### Stated task
Repeat each entry as written, dropping any picture you find.

-- Begin Material --

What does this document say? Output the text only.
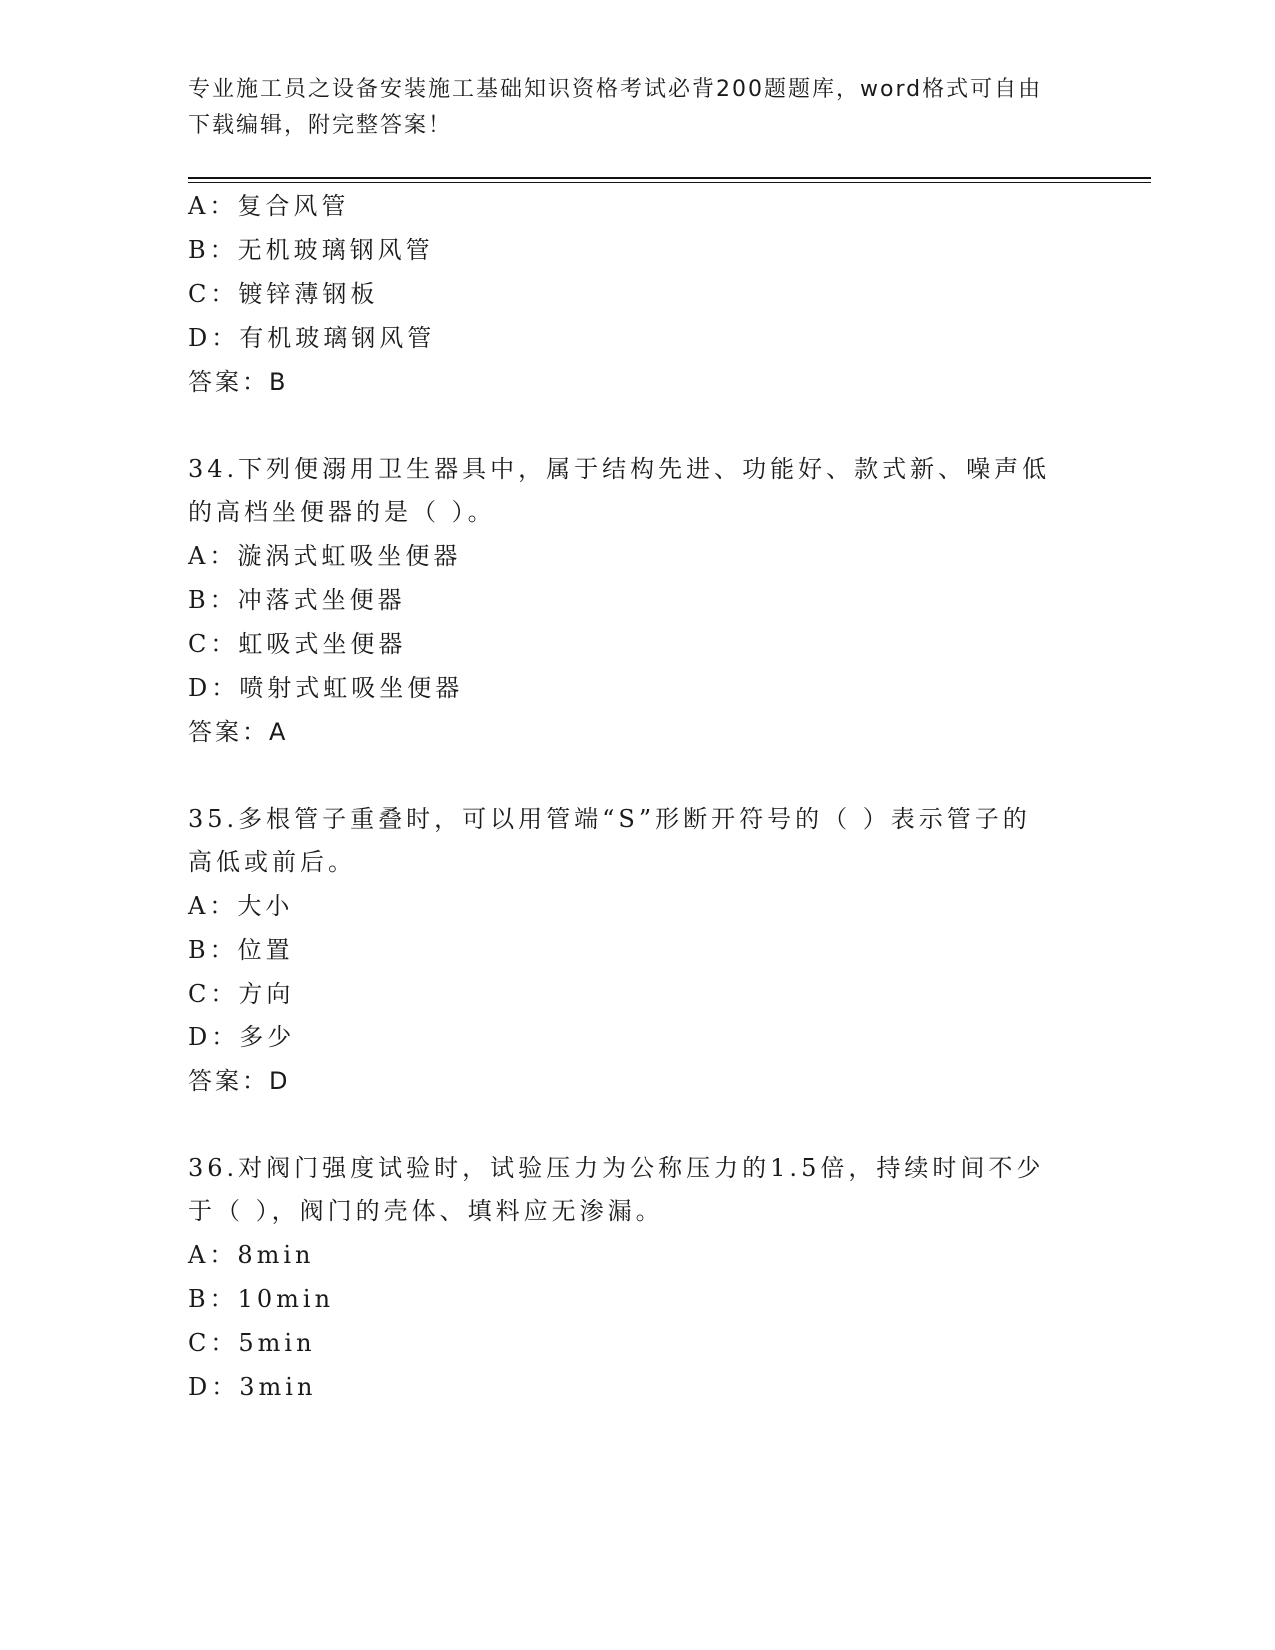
专业施工员之设备安装施工基础知识资格考试必背200题题库，word格式可自由
下载编辑，附完整答案！
A：复合风管
B：无机玻璃钢风管
C：镀锌薄钢板
D：有机玻璃钢风管
答案：B
34.下列便溺用卫生器具中，属于结构先进、功能好、款式新、噪声低
的高档坐便器的是（ ）。
A：漩涡式虹吸坐便器
B：冲落式坐便器
C：虹吸式坐便器
D：喷射式虹吸坐便器
答案：A
35.多根管子重叠时，可以用管端“S”形断开符号的（ ）表示管子的
高低或前后。
A：大小
B：位置
C：方向
D：多少
答案：D
36.对阀门强度试验时，试验压力为公称压力的1.5倍，持续时间不少
于（ ），阀门的壳体、填料应无渗漏。
A：8min
B：10min
C：5min
D：3min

-- End Material --

### Solution below
What does this document say? Output the text only.
专业施工员之设备安装施工基础知识资格考试必背200题题库，word格式可自由
下载编辑，附完整答案！
A：复合风管
B：无机玻璃钢风管
C：镀锌薄钢板
D：有机玻璃钢风管
答案：B
34.下列便溺用卫生器具中，属于结构先进、功能好、款式新、噪声低
的高档坐便器的是（ ）。
A：漩涡式虹吸坐便器
B：冲落式坐便器
C：虹吸式坐便器
D：喷射式虹吸坐便器
答案：A
35.多根管子重叠时，可以用管端“S”形断开符号的（ ）表示管子的
高低或前后。
A：大小
B：位置
C：方向
D：多少
答案：D
36.对阀门强度试验时，试验压力为公称压力的1.5倍，持续时间不少
于（ ），阀门的壳体、填料应无渗漏。
A：8min
B：10min
C：5min
D：3min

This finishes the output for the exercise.